- [WHAT IS EXPECTED]: Using the records below, locate all lines containing "type" and return them.

%%

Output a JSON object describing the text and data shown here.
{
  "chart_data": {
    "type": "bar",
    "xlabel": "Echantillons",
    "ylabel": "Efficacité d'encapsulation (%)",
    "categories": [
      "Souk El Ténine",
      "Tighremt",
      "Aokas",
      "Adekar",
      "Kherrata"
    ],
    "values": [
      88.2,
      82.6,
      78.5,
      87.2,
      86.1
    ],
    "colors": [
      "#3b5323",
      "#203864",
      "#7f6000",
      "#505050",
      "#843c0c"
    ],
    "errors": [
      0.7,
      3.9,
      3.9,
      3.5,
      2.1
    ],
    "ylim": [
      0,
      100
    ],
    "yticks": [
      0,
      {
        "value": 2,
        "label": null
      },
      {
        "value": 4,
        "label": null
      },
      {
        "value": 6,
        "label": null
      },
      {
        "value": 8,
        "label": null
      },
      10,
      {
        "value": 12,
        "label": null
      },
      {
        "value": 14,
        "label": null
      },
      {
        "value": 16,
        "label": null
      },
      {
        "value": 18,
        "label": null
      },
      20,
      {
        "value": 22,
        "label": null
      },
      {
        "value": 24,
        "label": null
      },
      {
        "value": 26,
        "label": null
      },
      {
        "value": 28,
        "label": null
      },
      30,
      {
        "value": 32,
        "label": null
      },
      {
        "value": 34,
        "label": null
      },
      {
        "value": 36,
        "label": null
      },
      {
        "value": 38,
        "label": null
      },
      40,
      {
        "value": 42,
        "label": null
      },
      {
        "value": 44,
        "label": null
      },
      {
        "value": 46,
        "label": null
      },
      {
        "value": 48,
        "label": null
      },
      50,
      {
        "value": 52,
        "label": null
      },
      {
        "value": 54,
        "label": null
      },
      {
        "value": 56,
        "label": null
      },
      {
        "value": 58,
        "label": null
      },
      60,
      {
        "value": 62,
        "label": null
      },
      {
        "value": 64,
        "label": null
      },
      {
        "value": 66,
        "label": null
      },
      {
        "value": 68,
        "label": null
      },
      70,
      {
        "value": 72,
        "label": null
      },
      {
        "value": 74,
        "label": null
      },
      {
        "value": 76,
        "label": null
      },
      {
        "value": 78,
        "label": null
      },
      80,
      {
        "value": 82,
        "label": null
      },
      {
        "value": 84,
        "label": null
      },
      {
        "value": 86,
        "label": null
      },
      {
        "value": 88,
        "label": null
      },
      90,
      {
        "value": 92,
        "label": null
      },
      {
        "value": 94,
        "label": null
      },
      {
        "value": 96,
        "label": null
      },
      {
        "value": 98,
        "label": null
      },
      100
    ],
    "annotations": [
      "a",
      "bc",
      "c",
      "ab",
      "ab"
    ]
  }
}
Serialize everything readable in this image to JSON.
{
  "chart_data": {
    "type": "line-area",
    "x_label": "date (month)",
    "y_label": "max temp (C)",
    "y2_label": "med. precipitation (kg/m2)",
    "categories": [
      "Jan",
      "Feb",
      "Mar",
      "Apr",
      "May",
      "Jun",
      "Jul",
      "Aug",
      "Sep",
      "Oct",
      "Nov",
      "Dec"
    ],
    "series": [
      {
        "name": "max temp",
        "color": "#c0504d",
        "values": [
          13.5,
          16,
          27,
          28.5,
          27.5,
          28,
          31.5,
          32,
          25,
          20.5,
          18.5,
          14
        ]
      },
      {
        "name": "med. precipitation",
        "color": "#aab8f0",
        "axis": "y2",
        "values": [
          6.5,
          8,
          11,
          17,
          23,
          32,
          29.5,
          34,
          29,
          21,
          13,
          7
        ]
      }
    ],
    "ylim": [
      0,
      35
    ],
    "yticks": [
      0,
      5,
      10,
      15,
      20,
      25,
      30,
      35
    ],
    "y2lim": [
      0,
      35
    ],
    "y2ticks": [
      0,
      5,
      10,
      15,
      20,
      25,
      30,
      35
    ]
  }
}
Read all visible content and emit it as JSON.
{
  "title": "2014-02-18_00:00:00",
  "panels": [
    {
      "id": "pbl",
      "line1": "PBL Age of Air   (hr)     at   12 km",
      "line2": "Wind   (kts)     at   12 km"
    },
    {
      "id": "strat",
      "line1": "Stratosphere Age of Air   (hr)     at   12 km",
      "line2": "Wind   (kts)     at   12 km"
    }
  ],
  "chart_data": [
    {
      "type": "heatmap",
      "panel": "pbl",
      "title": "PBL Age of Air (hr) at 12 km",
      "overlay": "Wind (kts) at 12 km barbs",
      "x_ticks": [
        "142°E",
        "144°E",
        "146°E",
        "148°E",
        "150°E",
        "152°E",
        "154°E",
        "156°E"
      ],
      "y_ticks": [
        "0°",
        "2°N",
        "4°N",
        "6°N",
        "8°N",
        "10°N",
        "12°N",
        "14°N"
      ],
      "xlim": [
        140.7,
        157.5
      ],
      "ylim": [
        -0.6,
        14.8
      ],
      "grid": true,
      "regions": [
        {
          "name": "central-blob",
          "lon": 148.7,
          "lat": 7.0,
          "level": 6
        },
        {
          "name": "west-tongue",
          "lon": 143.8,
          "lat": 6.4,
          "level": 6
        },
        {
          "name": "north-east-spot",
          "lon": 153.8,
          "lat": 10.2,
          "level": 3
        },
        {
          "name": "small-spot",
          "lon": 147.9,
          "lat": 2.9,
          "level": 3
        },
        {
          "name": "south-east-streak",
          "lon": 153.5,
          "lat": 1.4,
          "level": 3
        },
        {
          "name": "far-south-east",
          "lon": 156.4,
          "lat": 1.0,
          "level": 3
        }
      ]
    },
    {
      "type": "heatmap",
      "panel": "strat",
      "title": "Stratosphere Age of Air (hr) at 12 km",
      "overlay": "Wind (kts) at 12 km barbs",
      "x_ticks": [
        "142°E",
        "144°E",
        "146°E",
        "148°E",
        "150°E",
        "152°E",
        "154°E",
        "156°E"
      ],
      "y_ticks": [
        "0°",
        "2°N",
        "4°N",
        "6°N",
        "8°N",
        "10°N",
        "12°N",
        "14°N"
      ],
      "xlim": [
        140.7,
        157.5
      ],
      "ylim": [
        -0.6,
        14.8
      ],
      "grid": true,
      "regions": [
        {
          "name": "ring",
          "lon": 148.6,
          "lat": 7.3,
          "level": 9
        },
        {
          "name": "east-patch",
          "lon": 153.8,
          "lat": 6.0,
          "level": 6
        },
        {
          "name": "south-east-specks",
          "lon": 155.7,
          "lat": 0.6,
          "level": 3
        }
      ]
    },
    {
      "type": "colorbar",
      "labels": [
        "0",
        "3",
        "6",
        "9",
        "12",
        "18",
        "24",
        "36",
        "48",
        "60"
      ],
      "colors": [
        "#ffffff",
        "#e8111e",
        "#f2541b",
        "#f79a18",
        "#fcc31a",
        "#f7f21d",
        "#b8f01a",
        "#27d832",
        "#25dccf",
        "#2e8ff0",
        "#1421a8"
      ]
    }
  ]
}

%%
%%

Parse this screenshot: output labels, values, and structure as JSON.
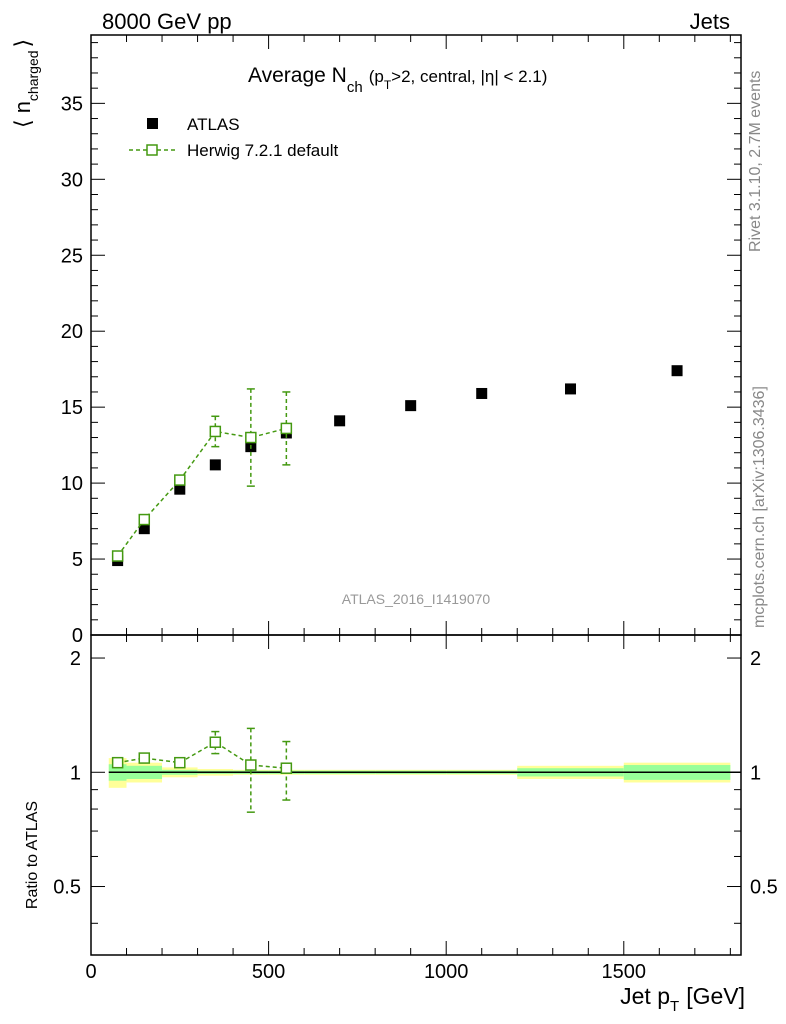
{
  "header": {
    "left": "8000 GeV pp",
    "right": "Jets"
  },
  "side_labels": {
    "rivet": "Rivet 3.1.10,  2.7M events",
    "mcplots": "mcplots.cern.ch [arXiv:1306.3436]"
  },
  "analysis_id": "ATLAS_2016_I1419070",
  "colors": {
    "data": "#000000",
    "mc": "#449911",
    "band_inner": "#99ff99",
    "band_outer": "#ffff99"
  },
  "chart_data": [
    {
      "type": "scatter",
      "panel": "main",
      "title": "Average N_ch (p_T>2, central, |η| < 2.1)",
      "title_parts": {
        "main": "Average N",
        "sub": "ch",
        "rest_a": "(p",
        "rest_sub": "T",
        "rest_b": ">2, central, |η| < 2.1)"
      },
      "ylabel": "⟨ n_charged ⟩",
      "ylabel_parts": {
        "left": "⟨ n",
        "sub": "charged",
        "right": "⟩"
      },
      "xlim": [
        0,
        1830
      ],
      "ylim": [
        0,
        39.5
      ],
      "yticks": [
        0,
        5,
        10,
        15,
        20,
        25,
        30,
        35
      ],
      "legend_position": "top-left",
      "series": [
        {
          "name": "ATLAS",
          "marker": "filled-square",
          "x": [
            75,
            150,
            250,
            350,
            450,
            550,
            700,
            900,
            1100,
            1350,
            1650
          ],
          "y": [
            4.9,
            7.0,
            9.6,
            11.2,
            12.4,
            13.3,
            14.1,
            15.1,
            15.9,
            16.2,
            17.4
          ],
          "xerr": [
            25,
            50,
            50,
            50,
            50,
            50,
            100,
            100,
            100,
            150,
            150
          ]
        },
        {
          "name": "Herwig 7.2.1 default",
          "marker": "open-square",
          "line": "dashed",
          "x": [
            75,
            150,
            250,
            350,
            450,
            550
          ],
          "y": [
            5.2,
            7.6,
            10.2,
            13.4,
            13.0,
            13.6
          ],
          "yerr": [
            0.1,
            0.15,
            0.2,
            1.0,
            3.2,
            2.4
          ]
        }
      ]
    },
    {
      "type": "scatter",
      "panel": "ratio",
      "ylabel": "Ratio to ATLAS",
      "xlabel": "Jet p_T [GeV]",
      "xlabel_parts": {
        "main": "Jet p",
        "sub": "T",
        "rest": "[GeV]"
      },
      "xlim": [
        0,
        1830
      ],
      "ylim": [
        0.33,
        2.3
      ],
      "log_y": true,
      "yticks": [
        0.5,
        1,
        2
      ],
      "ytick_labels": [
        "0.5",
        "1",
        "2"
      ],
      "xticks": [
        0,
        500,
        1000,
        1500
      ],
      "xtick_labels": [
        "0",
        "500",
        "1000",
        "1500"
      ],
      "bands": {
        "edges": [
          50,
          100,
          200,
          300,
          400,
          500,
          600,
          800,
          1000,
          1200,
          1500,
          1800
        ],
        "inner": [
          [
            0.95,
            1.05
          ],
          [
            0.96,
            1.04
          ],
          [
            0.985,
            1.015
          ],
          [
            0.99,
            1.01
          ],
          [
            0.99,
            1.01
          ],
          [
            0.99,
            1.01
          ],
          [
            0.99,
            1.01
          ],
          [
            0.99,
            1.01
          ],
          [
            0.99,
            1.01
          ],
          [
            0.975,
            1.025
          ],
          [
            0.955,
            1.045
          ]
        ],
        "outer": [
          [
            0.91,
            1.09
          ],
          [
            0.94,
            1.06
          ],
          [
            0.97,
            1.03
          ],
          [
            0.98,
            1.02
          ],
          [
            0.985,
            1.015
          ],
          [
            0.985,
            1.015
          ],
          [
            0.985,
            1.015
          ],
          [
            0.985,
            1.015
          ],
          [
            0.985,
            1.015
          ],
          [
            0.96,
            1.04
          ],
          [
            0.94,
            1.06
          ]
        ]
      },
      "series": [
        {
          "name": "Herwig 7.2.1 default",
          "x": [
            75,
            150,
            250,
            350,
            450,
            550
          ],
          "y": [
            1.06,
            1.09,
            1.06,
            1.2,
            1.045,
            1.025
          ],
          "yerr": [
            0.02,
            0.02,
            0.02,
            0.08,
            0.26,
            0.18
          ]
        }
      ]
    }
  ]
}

%%
%%

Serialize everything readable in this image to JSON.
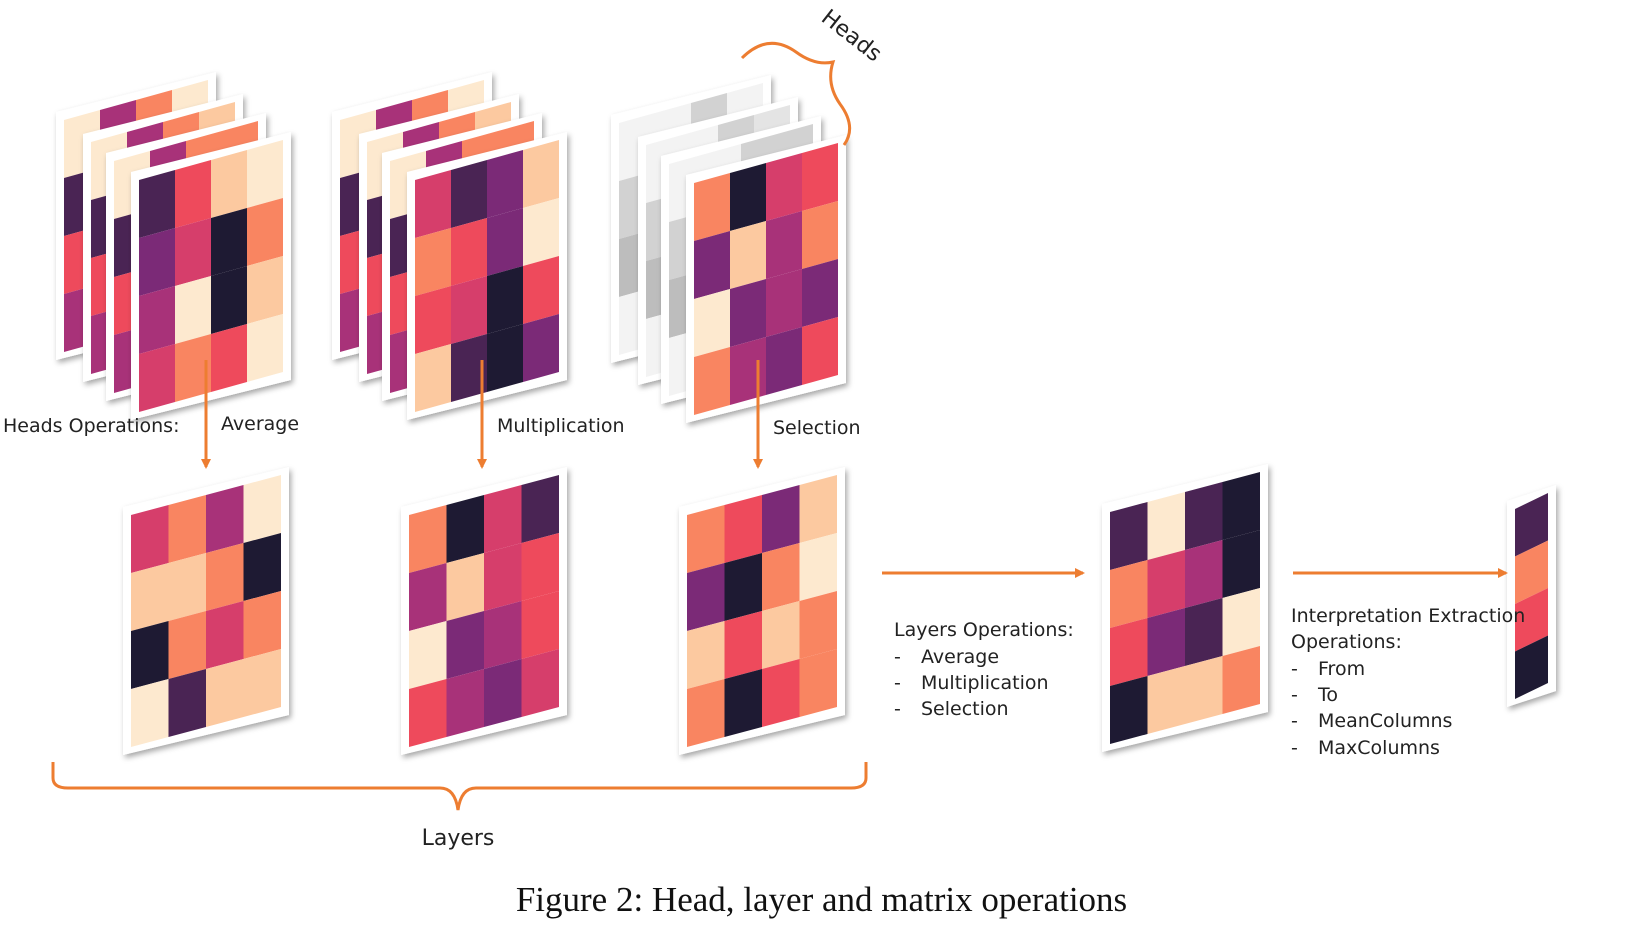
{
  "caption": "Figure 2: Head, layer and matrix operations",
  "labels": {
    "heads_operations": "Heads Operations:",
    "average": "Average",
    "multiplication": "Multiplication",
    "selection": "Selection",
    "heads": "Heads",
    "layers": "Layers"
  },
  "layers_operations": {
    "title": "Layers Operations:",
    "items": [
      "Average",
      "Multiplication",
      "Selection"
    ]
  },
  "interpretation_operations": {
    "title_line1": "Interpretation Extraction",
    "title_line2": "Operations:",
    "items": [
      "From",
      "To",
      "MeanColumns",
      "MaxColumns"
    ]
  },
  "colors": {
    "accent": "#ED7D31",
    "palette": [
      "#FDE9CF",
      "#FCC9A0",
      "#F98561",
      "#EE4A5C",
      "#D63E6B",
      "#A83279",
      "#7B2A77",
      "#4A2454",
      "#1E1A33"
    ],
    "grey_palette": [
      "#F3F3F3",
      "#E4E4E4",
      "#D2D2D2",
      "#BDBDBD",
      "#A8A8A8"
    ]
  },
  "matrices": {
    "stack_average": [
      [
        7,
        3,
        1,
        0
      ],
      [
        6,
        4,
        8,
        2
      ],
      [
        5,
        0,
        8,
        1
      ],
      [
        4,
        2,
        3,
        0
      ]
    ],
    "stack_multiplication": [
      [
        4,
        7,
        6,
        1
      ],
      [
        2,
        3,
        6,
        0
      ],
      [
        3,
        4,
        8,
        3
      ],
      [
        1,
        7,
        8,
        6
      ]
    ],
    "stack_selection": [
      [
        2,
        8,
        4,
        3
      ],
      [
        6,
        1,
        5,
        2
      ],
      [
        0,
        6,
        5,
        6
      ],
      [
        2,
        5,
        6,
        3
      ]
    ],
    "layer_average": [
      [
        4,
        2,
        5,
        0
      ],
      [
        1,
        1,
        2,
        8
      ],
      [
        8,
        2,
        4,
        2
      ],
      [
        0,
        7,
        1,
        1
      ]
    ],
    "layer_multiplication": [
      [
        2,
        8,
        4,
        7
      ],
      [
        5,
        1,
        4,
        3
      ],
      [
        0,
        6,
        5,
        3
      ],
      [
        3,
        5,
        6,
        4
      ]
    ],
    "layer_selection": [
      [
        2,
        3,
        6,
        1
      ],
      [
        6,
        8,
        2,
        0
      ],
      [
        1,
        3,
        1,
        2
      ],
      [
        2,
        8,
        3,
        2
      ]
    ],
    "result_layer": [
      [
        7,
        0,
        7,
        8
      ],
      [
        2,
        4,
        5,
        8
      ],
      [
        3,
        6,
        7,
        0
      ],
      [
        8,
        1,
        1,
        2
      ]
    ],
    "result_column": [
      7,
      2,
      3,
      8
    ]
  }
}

%%

- [THE ANSWER]:
    "type": "bar",
    "type": "line-area",
      "type": "heatmap",
      "type": "heatmap",
      "type": "colorbar",
      "type": "scatter",
      "type": "scatter",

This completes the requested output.